QUESTIONS TO ANSWER:
[1] Retype everything in the welfare policy text from "Cost: Short-term: LHA" down to "by dynamic effects).".
[2] Answer each question from the welfare policy text:
(a) What annual cost does the text give for removing the two-child limit?
(b) Which age group does the Youth Guarantee cover?
(c) How many long-term sick people does the text say should be addressed?
[3] Decide whether each statement agrees with the welfare policy text. Answer yes or no, and quote the words from the text that decide it.
(a) Unfreezing LHA costs about £1.5bn a year at first.
(b) The Carer's Allowance changes cost an additional £2bn a year.
(c) The housing reforms are estimated to save £4bn a year by Y10.

STUDY TEXT:
=-=-=

Cost: Short-term: LHA unfreezing costs ~£1.5bn/year initially. Medium-term: housing reforms reduce rents and therefore HB, saving estimated £2bn/year by Y5, £4bn/year by Y10. Net positive by Y5.
Position: Universal Child Benefit restored. End the High Income Child Benefit Charge complexity.
Cost: Child Benefit universality restoration: £1bn/year. Two-child limit removal: £2.5bn/year. Total: £3.5bn/year.
Position: Carer's Allowance increased and eligibility simplified. Carers are currently among the most financially vulnerable groups.
Cost: £1bn/year additional.
Position: Youth Guarantee as flagship: every 16-24 year old NEET for 4+ months receives paid training, apprenticeship, work placement, or education.
This is the transmission mechanism between welfare and economic function. Costed in the Skills briefing (£2bn/year by Y3, offset by dynamic effects).
Welfare implications: Long-term dependency reduction as current generation of NEETs enters productive employment rather than lifetime benefit dependency.
Position: Address the 2.8m long-term sick via structural economic function, not punishment.
Cost: ~£1bn/year additional for workplace health and condition management. Offset by dynamic welfare savings as people return to work.

=-=-=

ENTRIES SUPPLIED:
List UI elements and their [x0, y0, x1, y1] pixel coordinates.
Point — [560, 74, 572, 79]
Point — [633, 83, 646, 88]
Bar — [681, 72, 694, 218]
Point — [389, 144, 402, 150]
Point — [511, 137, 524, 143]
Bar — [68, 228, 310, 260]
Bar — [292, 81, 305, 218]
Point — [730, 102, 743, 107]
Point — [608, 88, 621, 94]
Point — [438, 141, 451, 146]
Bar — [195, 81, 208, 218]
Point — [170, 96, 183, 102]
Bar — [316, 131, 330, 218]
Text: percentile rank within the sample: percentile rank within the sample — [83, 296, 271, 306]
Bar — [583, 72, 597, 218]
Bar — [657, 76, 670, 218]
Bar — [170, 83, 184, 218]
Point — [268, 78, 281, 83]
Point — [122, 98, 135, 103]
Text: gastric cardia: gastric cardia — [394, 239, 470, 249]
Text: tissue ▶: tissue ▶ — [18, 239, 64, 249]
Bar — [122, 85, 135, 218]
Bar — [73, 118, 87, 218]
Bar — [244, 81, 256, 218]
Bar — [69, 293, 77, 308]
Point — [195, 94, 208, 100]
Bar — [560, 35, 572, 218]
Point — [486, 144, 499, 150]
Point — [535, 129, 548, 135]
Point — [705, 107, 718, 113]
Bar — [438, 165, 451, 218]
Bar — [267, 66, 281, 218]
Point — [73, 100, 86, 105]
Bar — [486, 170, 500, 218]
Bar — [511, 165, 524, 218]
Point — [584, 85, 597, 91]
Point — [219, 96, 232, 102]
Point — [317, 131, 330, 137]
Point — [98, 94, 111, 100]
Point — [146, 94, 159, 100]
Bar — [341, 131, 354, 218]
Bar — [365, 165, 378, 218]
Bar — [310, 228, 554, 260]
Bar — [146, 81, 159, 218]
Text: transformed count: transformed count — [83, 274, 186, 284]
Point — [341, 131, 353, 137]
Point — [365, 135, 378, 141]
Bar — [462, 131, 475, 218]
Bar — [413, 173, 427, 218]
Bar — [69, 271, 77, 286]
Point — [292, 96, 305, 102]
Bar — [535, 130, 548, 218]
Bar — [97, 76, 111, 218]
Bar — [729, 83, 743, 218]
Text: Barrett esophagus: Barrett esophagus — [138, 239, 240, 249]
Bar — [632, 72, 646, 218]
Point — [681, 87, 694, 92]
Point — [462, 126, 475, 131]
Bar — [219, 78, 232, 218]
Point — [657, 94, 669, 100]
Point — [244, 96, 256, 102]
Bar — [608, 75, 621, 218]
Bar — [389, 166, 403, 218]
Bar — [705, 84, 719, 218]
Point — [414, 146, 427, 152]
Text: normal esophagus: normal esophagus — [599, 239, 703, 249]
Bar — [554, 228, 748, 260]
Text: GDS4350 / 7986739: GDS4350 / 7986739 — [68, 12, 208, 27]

=-=-=

SOLUTION LIST:
[1]
Cost: Short-term: LHA unfreezing costs ~£1.5bn/year initially. Medium-term: housing reforms reduce rents and therefore HB, saving estimated £2bn/year by Y5, £4bn/year by Y10. Net positive by Y5.
Position: Universal Child Benefit restored. End the High Income Child Benefit Charge complexity.
Cost: Child Benefit universality restoration: £1bn/year. Two-child limit removal: £2.5bn/year. Total: £3.5bn/year.
Position: Carer's Allowance increased and eligibility simplified. Carers are currently among the most financially vulnerable groups.
Cost: £1bn/year additional.
Position: Youth Guarantee as flagship: every 16-24 year old NEET for 4+ months receives paid training, apprenticeship, work placement, or education.
This is the transmission mechanism between welfare and economic function. Costed in the Skills briefing (£2bn/year by Y3, offset by dynamic effects).

[2]
(a) £2.5bn/year.
(b) Every 16-24 year old who has been NEET for 4+ months.
(c) 2.8m.

[3]
(a) Yes: "LHA unfreezing costs ~£1.5bn/year initially."
(b) No: "£1bn/year additional."
(c) Yes: "saving estimated £2bn/year by Y5, £4bn/year by Y10."